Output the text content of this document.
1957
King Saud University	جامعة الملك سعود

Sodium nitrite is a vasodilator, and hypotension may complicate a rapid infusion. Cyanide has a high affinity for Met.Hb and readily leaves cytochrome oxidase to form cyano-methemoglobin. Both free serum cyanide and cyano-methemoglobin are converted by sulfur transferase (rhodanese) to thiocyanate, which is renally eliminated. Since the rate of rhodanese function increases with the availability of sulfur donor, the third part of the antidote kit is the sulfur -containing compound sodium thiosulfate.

* * *

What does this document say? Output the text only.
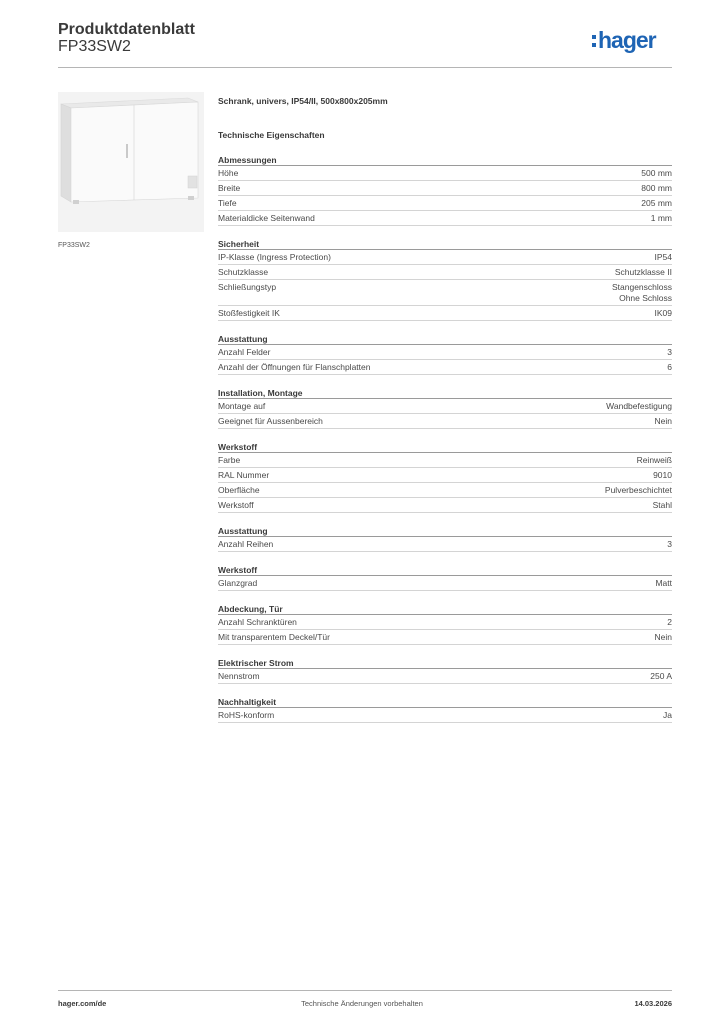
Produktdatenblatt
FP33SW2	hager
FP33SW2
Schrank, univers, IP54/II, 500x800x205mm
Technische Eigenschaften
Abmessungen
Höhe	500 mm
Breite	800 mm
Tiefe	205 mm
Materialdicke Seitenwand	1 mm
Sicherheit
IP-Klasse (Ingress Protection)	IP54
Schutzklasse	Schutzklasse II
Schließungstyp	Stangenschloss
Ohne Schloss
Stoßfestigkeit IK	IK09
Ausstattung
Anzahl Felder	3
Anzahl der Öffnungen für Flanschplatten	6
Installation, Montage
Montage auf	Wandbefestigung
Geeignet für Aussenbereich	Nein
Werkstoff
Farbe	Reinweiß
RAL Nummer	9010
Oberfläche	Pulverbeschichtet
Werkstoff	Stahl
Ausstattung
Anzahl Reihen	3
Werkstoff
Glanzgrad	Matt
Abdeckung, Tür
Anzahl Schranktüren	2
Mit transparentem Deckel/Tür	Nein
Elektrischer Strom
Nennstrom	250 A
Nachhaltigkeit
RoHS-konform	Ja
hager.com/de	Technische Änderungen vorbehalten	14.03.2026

* * *

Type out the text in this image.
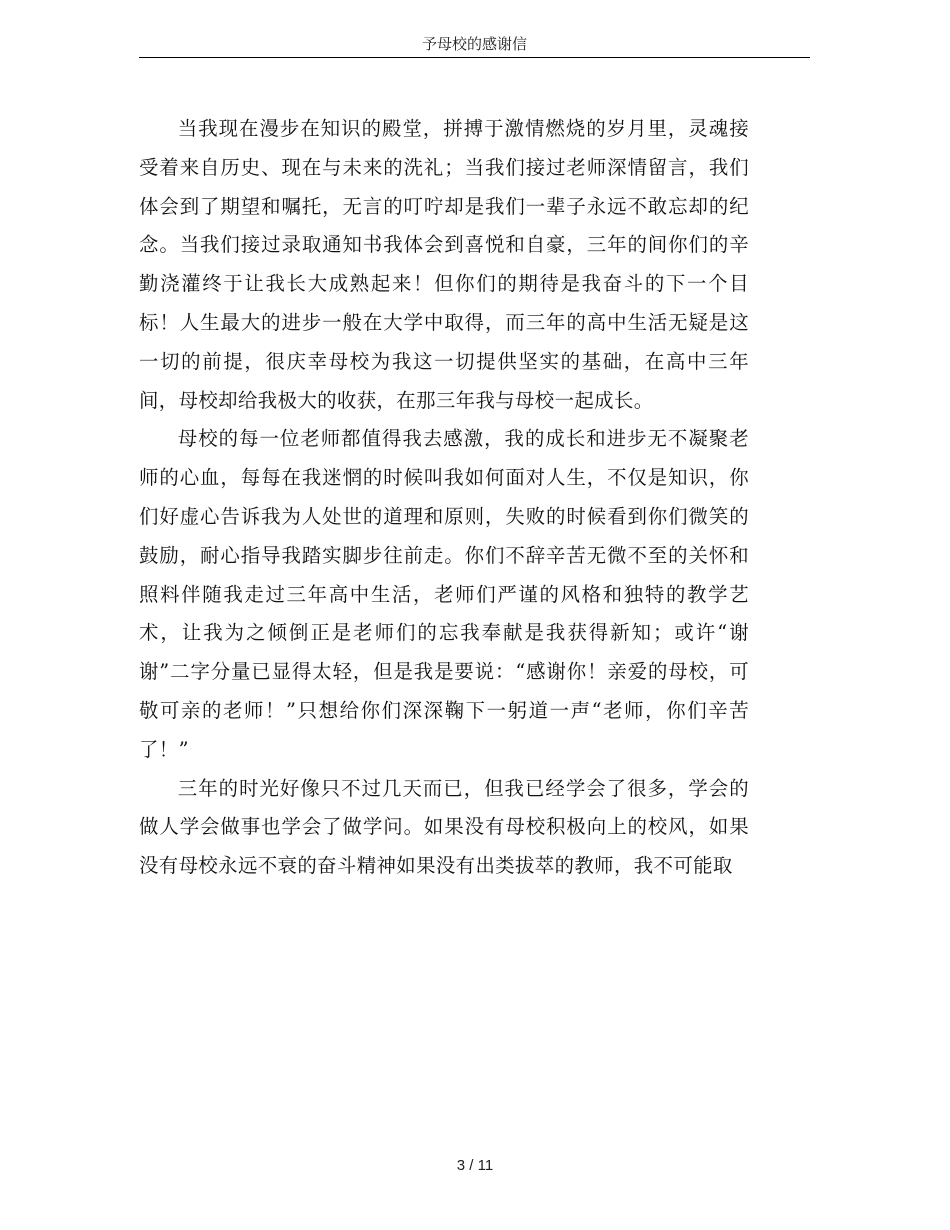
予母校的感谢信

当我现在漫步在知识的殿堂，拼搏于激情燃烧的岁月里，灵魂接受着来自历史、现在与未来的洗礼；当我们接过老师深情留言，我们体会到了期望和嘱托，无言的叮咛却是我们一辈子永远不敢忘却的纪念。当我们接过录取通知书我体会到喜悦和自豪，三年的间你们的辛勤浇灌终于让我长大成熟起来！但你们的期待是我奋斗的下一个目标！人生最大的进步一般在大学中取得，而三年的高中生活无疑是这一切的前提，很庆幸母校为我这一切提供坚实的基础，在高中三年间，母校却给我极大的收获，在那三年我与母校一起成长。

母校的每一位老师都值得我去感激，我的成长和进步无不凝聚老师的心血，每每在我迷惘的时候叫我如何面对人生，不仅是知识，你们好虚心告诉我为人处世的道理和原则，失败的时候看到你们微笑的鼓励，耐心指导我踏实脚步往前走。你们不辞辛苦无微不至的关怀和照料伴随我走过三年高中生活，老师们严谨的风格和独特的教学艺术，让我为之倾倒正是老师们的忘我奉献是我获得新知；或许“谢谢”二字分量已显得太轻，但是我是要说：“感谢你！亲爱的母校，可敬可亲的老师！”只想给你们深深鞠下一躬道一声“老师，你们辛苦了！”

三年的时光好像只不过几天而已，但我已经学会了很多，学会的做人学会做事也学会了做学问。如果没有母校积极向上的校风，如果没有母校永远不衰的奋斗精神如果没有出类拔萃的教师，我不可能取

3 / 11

THE REQUEST | Using the records above, gather all lines where the string "Anzahl" is present.

FINISHED EXERCISE |
Anzahl Felder	3
Anzahl der Öffnungen für Flanschplatten	6
Anzahl Reihen	3
Anzahl Schranktüren	2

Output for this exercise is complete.